Set task.
Reproduce all of the material word for word.

BEGIN Records shown

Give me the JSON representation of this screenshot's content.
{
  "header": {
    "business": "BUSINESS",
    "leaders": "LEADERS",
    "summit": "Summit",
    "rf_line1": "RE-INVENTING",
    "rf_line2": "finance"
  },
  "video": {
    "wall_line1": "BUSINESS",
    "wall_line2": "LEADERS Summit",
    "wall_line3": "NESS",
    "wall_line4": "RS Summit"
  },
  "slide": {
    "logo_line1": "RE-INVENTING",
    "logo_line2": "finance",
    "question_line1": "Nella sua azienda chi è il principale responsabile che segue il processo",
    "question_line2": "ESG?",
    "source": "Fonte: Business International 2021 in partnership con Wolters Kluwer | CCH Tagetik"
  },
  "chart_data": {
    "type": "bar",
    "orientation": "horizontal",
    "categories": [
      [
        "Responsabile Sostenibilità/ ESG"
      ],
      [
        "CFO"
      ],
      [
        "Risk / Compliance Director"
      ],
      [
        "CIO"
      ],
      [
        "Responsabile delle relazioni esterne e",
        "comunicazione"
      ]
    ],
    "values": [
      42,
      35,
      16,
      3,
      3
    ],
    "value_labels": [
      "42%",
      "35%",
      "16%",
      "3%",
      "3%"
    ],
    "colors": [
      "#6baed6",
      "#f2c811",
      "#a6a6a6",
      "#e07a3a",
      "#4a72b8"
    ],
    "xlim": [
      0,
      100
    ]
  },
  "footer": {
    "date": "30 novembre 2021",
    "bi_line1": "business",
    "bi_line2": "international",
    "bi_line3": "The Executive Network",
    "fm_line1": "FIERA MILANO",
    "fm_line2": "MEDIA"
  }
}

END Records shown

Output.
Give me the JSON representation of this screenshot's content.
{
  "header": {
    "business": "BUSINESS",
    "leaders": "LEADERS",
    "summit": "Summit",
    "rf_line1": "RE-INVENTING",
    "rf_line2": "finance"
  },
  "video": {
    "wall_line1": "BUSINESS",
    "wall_line2": "LEADERS Summit",
    "wall_line3": "NESS",
    "wall_line4": "RS Summit"
  },
  "slide": {
    "logo_line1": "RE-INVENTING",
    "logo_line2": "finance",
    "question_line1": "Nella sua azienda chi è il principale responsabile che segue il processo",
    "question_line2": "ESG?",
    "source": "Fonte: Business International 2021 in partnership con Wolters Kluwer | CCH Tagetik"
  },
  "chart_data": {
    "type": "bar",
    "orientation": "horizontal",
    "categories": [
      [
        "Responsabile Sostenibilità/ ESG"
      ],
      [
        "CFO"
      ],
      [
        "Risk / Compliance Director"
      ],
      [
        "CIO"
      ],
      [
        "Responsabile delle relazioni esterne e",
        "comunicazione"
      ]
    ],
    "values": [
      42,
      35,
      16,
      3,
      3
    ],
    "value_labels": [
      "42%",
      "35%",
      "16%",
      "3%",
      "3%"
    ],
    "colors": [
      "#6baed6",
      "#f2c811",
      "#a6a6a6",
      "#e07a3a",
      "#4a72b8"
    ],
    "xlim": [
      0,
      100
    ]
  },
  "footer": {
    "date": "30 novembre 2021",
    "bi_line1": "business",
    "bi_line2": "international",
    "bi_line3": "The Executive Network",
    "fm_line1": "FIERA MILANO",
    "fm_line2": "MEDIA"
  }
}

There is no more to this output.